Search the material for the string "JSON", then report how many lines hold it, with no other text.

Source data
════

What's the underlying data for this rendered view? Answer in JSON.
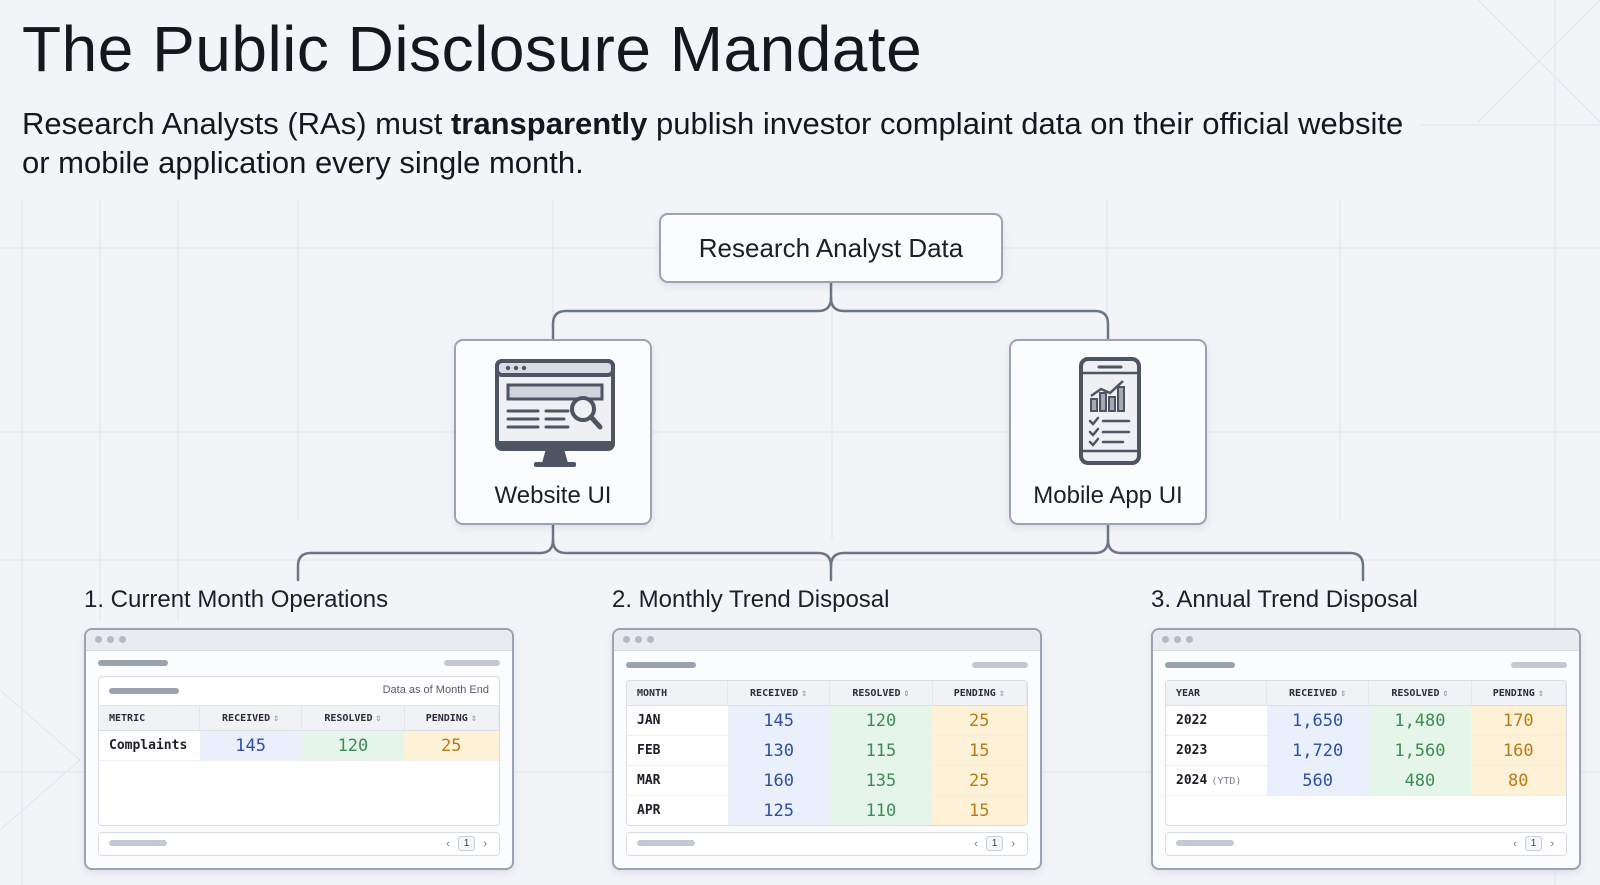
{
  "title": "The Public Disclosure Mandate",
  "subtitle": {
    "before": "Research Analysts (RAs) must ",
    "emphasis": "transparently",
    "after": " publish investor complaint data on their official website or mobile application every single month."
  },
  "root": {
    "label": "Research Analyst Data"
  },
  "channels": {
    "website": {
      "label": "Website UI",
      "icon": "monitor-search-icon"
    },
    "mobile": {
      "label": "Mobile App UI",
      "icon": "phone-chart-checklist-icon"
    }
  },
  "sections": [
    {
      "title": "1. Current Month Operations",
      "as_of": "Data as of Month End",
      "columns": [
        "METRIC",
        "RECEIVED",
        "RESOLVED",
        "PENDING"
      ],
      "rows": [
        {
          "label": "Complaints",
          "received": "145",
          "resolved": "120",
          "pending": "25"
        }
      ],
      "page": "1"
    },
    {
      "title": "2. Monthly Trend Disposal",
      "columns": [
        "MONTH",
        "RECEIVED",
        "RESOLVED",
        "PENDING"
      ],
      "rows": [
        {
          "label": "JAN",
          "received": "145",
          "resolved": "120",
          "pending": "25"
        },
        {
          "label": "FEB",
          "received": "130",
          "resolved": "115",
          "pending": "15"
        },
        {
          "label": "MAR",
          "received": "160",
          "resolved": "135",
          "pending": "25"
        },
        {
          "label": "APR",
          "received": "125",
          "resolved": "110",
          "pending": "15"
        }
      ],
      "page": "1"
    },
    {
      "title": "3. Annual Trend Disposal",
      "columns": [
        "YEAR",
        "RECEIVED",
        "RESOLVED",
        "PENDING"
      ],
      "rows": [
        {
          "label": "2022",
          "received": "1,650",
          "resolved": "1,480",
          "pending": "170"
        },
        {
          "label": "2023",
          "received": "1,720",
          "resolved": "1,560",
          "pending": "160"
        },
        {
          "label": "2024",
          "tag": "(YTD)",
          "received": "560",
          "resolved": "480",
          "pending": "80"
        }
      ],
      "page": "1"
    }
  ],
  "colors": {
    "received": "#2e4fa3",
    "resolved": "#3e8b55",
    "pending": "#b97a14",
    "connector": "#6b7585"
  }
}
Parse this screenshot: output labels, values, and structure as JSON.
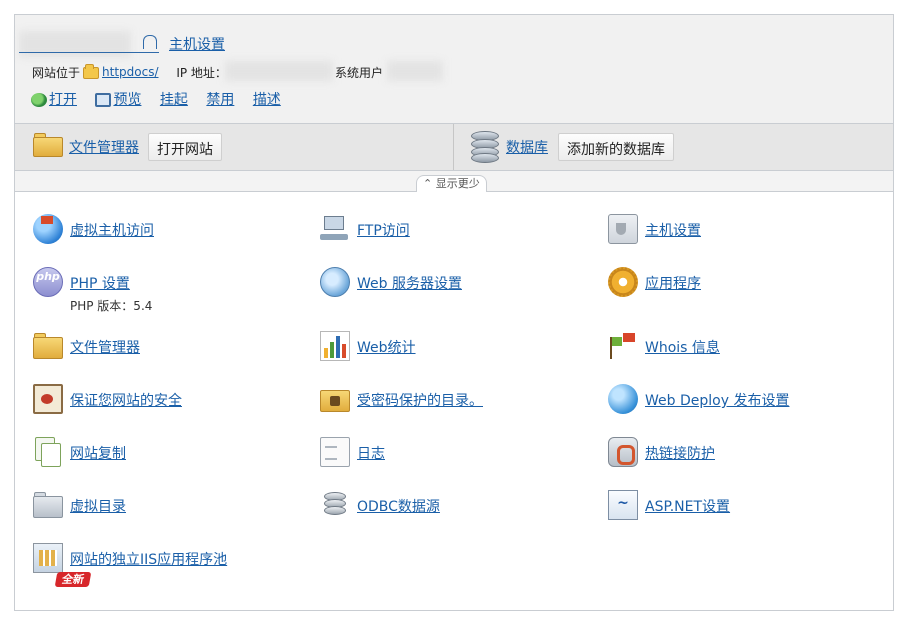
{
  "header": {
    "host_settings_link": "主机设置",
    "site_location_label": "网站位于",
    "site_folder": "httpdocs/",
    "ip_label": "IP 地址：",
    "system_user_label": "系统用户",
    "actions": [
      {
        "label": "打开",
        "icon": "open-globe-icon"
      },
      {
        "label": "预览",
        "icon": "preview-icon"
      },
      {
        "label": "挂起"
      },
      {
        "label": "禁用"
      },
      {
        "label": "描述"
      }
    ]
  },
  "toolbar": {
    "file_manager_link": "文件管理器",
    "open_site_button": "打开网站",
    "database_link": "数据库",
    "add_database_button": "添加新的数据库"
  },
  "show_less": "显示更少",
  "features": {
    "col1": [
      {
        "label": "虚拟主机访问",
        "icon": "globe-flag-icon"
      },
      {
        "label": "PHP 设置",
        "icon": "php-icon",
        "sub": "PHP 版本：5.4"
      },
      {
        "label": "文件管理器",
        "icon": "folder-icon"
      },
      {
        "label": "保证您网站的安全",
        "icon": "certificate-icon"
      },
      {
        "label": "网站复制",
        "icon": "copy-documents-icon"
      },
      {
        "label": "虚拟目录",
        "icon": "grey-folder-icon"
      },
      {
        "label": "网站的独立IIS应用程序池",
        "icon": "iis-pool-icon"
      }
    ],
    "col2": [
      {
        "label": "FTP访问",
        "icon": "ftp-icon"
      },
      {
        "label": "Web 服务器设置",
        "icon": "web-server-icon"
      },
      {
        "label": "Web统计",
        "icon": "bar-chart-icon"
      },
      {
        "label": "受密码保护的目录。",
        "icon": "locked-folder-icon"
      },
      {
        "label": "日志",
        "icon": "log-page-icon"
      },
      {
        "label": "ODBC数据源",
        "icon": "odbc-database-icon"
      }
    ],
    "col3": [
      {
        "label": "主机设置",
        "icon": "host-settings-icon"
      },
      {
        "label": "应用程序",
        "icon": "gear-icon"
      },
      {
        "label": "Whois 信息",
        "icon": "whois-flags-icon"
      },
      {
        "label": "Web Deploy 发布设置",
        "icon": "web-deploy-icon"
      },
      {
        "label": "热链接防护",
        "icon": "hotlink-shield-icon"
      },
      {
        "label": "ASP.NET设置",
        "icon": "aspnet-icon"
      }
    ]
  },
  "new_badge": "全新",
  "colors": {
    "link": "#1a5fa8",
    "badge": "#d7272b"
  }
}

════

RESULT BELOW
2